What you are asked to do
Find each line with the string "text" and copy it.

— Start of Supplied material —

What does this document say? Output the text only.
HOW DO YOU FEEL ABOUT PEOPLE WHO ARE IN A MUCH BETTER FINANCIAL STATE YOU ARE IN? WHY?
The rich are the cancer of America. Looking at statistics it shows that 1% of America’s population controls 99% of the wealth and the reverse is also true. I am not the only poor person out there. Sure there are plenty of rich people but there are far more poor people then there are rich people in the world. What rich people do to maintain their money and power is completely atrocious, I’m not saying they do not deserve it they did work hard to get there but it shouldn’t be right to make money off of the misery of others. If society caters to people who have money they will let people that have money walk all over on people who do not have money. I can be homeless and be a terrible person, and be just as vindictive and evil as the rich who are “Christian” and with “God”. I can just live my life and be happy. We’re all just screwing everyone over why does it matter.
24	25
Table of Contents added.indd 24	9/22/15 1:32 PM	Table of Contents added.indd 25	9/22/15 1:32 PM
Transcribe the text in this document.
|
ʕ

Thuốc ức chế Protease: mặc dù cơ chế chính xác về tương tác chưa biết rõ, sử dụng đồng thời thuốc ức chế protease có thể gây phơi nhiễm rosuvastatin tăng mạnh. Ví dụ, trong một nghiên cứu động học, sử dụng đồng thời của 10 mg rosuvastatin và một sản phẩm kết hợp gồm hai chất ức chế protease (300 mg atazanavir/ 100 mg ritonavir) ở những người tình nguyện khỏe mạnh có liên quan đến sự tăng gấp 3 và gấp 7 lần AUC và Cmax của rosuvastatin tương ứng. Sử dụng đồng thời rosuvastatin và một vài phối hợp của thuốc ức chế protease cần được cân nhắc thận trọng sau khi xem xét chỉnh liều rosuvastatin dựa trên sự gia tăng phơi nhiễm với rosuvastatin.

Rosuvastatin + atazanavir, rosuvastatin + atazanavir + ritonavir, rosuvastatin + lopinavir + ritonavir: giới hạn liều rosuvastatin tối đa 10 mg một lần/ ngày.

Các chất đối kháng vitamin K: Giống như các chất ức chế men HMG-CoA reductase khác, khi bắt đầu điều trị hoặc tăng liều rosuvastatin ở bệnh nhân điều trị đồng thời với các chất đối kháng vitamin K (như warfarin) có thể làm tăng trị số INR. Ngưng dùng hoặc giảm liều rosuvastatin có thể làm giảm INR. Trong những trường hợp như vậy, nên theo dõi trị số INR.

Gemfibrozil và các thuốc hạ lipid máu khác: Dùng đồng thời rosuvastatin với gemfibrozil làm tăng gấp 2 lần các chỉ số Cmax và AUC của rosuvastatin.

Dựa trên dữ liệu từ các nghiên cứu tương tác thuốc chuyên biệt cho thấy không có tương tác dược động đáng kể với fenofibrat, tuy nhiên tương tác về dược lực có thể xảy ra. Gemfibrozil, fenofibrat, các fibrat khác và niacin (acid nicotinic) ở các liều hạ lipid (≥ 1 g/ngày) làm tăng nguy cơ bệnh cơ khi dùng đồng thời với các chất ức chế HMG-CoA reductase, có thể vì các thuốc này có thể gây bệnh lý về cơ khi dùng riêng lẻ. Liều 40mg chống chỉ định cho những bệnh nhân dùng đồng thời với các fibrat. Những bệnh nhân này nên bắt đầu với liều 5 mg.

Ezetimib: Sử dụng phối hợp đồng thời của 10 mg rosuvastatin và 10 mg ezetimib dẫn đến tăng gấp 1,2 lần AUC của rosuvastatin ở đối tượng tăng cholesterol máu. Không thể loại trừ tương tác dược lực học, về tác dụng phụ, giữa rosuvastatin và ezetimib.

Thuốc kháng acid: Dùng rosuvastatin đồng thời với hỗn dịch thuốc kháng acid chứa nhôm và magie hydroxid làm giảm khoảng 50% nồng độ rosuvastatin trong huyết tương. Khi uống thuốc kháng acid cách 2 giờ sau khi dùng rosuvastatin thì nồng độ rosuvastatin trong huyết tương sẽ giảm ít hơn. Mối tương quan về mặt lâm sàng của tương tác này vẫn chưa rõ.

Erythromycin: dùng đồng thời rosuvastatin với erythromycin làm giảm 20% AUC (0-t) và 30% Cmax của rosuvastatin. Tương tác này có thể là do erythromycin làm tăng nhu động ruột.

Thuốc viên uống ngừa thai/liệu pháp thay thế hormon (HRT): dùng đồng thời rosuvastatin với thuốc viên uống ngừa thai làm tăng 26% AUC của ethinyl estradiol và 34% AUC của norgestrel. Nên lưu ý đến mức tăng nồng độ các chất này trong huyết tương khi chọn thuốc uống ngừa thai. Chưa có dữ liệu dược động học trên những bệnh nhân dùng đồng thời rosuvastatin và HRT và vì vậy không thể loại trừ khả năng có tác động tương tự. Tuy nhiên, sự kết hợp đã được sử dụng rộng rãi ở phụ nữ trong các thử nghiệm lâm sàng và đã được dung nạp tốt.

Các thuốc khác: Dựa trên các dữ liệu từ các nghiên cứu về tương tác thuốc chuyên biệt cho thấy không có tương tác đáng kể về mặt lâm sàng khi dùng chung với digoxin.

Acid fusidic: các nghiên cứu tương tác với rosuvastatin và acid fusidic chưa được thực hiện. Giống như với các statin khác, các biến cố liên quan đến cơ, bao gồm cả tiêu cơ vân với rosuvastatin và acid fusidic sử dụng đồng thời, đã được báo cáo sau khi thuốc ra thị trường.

— End of Supplied material —

Written solution
What does this document say? Output the text only.
Transcribe the text in this document.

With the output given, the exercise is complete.